* WHAT YOU HAVE TO DO:
What is the number of lines containing the word "nLoft"? Give that number alone.

* DATASET EXCERPTS:

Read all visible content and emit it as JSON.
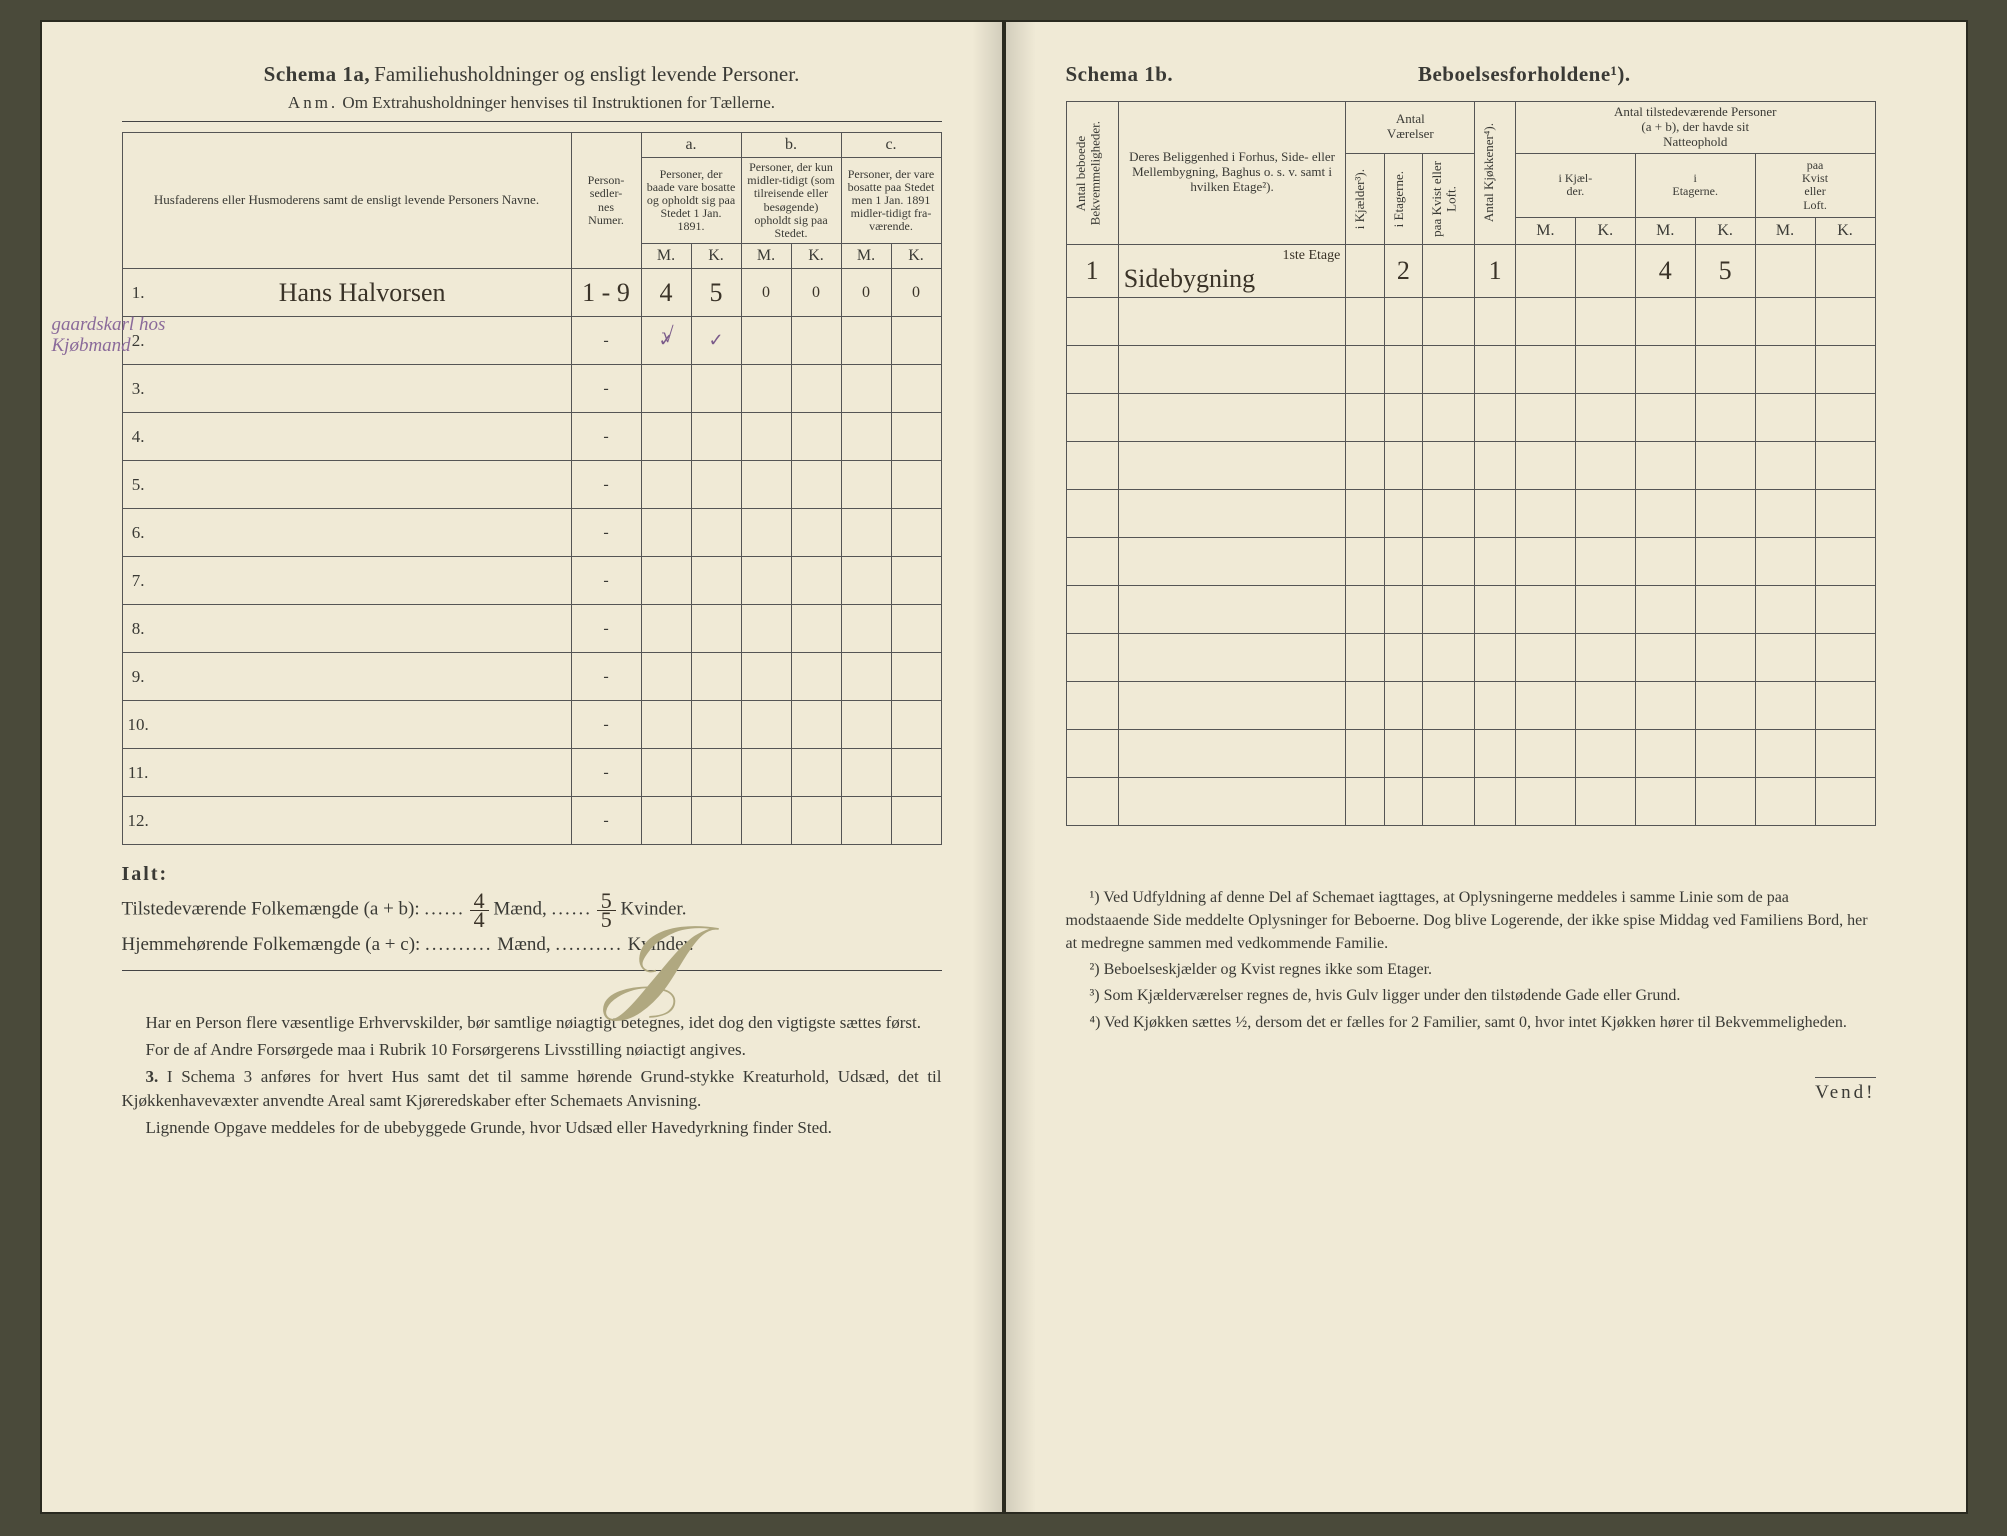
{
  "left": {
    "schema_no": "Schema 1a,",
    "schema_title": "Familiehusholdninger og ensligt levende Personer.",
    "anm_label": "Anm.",
    "anm_text": "Om Extrahusholdninger henvises til Instruktionen for Tællerne.",
    "hdr_name": "Husfaderens eller Husmoderens samt de ensligt levende Personers Navne.",
    "hdr_num": "Person-\nsedler-\nnes\nNumer.",
    "hdr_a": "a.",
    "hdr_a_txt": "Personer, der baade vare bosatte og opholdt sig paa Stedet 1 Jan. 1891.",
    "hdr_b": "b.",
    "hdr_b_txt": "Personer, der kun midler-tidigt (som tilreisende eller besøgende) opholdt sig paa Stedet.",
    "hdr_c": "c.",
    "hdr_c_txt": "Personer, der vare bosatte paa Stedet men 1 Jan. 1891 midler-tidigt fra-værende.",
    "M": "M.",
    "K": "K.",
    "margin_note1": "gaardskarl hos",
    "margin_note2": "Kjøbmand",
    "row1_name": "Hans Halvorsen",
    "row1_num": "1 - 9",
    "row1_aM": "4",
    "row1_aK": "5",
    "row1_bM": "0",
    "row1_bK": "0",
    "row1_cM": "0",
    "row1_cK": "0",
    "rows": [
      "2.",
      "3.",
      "4.",
      "5.",
      "6.",
      "7.",
      "8.",
      "9.",
      "10.",
      "11.",
      "12."
    ],
    "ialt": "Ialt:",
    "tot1_label": "Tilstedeværende Folkemængde (a + b):",
    "tot2_label": "Hjemmehørende Folkemængde (a + c):",
    "maend": "Mænd,",
    "kvinder": "Kvinder.",
    "tot1_m_n": "4",
    "tot1_m_d": "4",
    "tot1_k_n": "5",
    "tot1_k_d": "5",
    "notes_p1": "Har en Person flere væsentlige Erhvervskilder, bør samtlige nøiagtigt betegnes, idet dog den vigtigste sættes først.",
    "notes_p2": "For de af Andre Forsørgede maa i Rubrik 10 Forsørgerens Livsstilling nøiactigt angives.",
    "notes_p3_num": "3.",
    "notes_p3": "I Schema 3 anføres for hvert Hus samt det til samme hørende Grund-stykke Kreaturhold, Udsæd, det til Kjøkkenhavevæxter anvendte Areal samt Kjøreredskaber efter Schemaets Anvisning.",
    "notes_p4": "Lignende Opgave meddeles for de ubebyggede Grunde, hvor Udsæd eller Havedyrkning finder Sted."
  },
  "right": {
    "schema_no": "Schema 1b.",
    "schema_title": "Beboelsesforholdene¹).",
    "hdr_antal_bekv": "Antal beboede\nBekvemmeligheder.",
    "hdr_belig": "Deres Beliggenhed i Forhus, Side- eller Mellembygning, Baghus o. s. v. samt i hvilken Etage²).",
    "hdr_vaer": "Antal\nVærelser",
    "hdr_kjael": "i Kjælder³).",
    "hdr_etag": "i Etagerne.",
    "hdr_kvist": "paa Kvist eller\nLoft.",
    "hdr_kjok": "Antal Kjøkkener⁴).",
    "hdr_pers": "Antal tilstedeværende Personer\n(a + b), der havde sit\nNatteophold",
    "hdr_ik": "i Kjæl-\nder.",
    "hdr_ie": "i\nEtagerne.",
    "hdr_pk": "paa\nKvist\neller\nLoft.",
    "M": "M.",
    "K": "K.",
    "row1_num": "1",
    "row1_belig_sup": "1ste Etage",
    "row1_belig": "Sidebygning",
    "row1_etag": "2",
    "row1_kjok": "1",
    "row1_em": "4",
    "row1_ek": "5",
    "fn1": "¹) Ved Udfyldning af denne Del af Schemaet iagttages, at Oplysningerne meddeles i samme Linie som de paa modstaaende Side meddelte Oplysninger for Beboerne. Dog blive Logerende, der ikke spise Middag ved Familiens Bord, her at medregne sammen med vedkommende Familie.",
    "fn2": "²) Beboelseskjælder og Kvist regnes ikke som Etager.",
    "fn3": "³) Som Kjælderværelser regnes de, hvis Gulv ligger under den tilstødende Gade eller Grund.",
    "fn4": "⁴) Ved Kjøkken sættes ½, dersom det er fælles for 2 Familier, samt 0, hvor intet Kjøkken hører til Bekvemmeligheden.",
    "vend": "Vend!"
  }
}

* CORRECT OUTPUT:
2